> WHAT TO WORK ON
Pull every line containing "Enquête" out of the material below.

> TASK DATA
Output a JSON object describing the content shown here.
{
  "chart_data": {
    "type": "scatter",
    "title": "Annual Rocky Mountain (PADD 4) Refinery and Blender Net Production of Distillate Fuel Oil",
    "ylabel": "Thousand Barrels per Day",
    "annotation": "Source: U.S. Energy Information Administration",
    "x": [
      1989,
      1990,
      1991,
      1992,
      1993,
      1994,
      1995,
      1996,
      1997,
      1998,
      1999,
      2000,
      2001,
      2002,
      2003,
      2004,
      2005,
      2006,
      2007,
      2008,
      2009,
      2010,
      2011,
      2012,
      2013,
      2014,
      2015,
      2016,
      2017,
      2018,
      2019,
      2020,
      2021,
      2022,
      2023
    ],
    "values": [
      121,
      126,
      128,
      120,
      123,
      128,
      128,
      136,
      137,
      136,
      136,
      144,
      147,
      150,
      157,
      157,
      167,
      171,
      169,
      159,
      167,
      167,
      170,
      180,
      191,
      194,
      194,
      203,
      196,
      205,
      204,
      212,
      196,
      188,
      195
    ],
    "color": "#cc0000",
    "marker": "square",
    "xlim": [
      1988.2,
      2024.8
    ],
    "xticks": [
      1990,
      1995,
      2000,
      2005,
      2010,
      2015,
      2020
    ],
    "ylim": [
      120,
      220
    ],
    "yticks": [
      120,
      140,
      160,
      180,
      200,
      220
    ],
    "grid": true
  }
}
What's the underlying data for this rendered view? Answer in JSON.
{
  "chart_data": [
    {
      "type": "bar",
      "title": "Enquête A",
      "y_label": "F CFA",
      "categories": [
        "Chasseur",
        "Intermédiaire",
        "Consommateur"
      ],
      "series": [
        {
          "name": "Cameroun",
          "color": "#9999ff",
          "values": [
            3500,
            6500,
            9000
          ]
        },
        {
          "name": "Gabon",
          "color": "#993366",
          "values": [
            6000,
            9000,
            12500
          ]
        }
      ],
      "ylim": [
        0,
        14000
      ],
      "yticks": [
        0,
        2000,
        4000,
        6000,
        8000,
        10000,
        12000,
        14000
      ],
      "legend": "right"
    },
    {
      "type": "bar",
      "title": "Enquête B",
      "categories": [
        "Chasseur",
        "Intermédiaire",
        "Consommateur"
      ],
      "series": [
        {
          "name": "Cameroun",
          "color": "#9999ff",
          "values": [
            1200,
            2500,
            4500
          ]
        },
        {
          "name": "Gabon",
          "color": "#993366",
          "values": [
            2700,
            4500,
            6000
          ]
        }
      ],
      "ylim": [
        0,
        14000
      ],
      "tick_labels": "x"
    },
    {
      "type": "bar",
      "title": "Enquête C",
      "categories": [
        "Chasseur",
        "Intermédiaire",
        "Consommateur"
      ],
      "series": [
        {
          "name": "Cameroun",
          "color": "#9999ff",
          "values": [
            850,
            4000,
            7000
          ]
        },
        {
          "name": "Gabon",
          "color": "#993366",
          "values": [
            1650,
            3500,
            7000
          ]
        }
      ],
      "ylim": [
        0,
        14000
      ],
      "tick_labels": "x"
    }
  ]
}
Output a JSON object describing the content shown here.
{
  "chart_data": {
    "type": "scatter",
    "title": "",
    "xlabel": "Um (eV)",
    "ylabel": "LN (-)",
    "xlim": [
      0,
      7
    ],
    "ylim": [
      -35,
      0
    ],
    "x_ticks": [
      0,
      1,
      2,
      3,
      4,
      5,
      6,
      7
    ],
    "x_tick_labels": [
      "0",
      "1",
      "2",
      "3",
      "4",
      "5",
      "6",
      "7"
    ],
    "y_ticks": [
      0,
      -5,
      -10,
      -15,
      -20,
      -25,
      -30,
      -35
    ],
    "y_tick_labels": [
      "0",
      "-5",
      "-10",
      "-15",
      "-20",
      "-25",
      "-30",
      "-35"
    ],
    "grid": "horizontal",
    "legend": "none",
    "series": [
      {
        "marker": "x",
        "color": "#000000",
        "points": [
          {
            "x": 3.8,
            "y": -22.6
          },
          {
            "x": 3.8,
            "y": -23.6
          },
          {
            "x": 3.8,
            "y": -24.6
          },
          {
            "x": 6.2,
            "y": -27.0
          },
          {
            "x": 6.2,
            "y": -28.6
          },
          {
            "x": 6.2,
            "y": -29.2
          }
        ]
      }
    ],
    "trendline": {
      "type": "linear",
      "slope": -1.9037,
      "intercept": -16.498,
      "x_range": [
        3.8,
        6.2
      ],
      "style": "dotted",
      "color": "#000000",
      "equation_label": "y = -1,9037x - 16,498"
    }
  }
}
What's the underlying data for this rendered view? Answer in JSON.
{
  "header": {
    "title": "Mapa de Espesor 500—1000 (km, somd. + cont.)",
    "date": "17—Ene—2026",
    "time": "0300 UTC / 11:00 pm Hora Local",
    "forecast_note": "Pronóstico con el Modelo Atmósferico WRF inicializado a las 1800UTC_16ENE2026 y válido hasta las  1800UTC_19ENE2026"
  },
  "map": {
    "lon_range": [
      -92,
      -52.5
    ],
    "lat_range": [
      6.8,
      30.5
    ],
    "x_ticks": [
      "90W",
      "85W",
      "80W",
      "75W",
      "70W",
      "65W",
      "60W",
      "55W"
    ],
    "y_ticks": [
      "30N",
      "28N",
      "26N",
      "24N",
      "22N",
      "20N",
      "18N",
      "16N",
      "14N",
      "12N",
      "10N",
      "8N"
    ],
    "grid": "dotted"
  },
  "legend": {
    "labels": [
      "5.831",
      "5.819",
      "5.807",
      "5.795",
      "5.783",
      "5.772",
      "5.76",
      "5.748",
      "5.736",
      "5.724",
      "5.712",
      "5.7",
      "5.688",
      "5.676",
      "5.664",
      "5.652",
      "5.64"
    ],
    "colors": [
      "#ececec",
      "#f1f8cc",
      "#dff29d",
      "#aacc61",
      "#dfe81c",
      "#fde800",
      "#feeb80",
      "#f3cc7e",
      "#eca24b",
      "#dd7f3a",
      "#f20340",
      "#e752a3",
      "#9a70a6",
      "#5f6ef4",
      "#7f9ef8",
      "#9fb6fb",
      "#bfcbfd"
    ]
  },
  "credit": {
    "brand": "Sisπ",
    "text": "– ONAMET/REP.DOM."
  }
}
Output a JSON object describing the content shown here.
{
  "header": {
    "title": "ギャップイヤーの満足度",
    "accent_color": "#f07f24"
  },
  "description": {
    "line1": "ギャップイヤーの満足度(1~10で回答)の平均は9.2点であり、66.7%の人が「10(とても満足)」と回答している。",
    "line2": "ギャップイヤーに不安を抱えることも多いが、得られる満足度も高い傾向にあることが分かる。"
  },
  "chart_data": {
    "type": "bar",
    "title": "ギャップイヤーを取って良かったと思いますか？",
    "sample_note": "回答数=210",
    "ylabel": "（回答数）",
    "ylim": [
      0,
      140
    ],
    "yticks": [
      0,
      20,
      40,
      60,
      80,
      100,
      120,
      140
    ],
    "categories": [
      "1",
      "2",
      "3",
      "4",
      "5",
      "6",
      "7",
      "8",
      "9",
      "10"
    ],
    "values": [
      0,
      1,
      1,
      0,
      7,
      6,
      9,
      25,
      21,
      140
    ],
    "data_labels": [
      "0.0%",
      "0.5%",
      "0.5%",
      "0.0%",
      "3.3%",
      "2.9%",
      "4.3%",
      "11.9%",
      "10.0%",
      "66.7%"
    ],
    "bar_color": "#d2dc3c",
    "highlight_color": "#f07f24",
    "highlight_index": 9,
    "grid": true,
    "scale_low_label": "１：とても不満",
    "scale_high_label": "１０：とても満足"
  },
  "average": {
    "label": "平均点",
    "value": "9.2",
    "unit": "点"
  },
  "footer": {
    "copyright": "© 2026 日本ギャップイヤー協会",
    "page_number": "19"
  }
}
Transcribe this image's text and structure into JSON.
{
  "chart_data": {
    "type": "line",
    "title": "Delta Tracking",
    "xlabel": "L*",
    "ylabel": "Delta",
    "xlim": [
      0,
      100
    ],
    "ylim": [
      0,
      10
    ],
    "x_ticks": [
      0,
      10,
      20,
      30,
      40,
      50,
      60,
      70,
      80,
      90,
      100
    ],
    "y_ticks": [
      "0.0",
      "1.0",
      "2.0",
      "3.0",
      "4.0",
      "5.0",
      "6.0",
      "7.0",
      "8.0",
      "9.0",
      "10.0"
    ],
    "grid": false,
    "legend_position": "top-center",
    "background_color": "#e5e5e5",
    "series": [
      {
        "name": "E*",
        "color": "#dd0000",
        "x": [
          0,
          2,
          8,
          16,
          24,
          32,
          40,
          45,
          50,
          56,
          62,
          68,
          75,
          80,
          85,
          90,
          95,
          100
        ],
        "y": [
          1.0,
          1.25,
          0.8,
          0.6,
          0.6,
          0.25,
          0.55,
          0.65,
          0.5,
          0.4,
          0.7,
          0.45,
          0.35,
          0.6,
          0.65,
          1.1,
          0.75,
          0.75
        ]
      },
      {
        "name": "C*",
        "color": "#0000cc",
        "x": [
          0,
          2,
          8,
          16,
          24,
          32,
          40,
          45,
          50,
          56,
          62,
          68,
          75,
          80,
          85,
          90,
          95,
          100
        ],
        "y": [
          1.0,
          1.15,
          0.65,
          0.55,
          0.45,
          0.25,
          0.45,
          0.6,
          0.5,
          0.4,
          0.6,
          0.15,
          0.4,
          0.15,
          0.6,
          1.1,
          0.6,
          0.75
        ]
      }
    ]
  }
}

> PROBLEM SOLUTION
      "title": "Enquête A",
      "title": "Enquête B",
      "title": "Enquête C",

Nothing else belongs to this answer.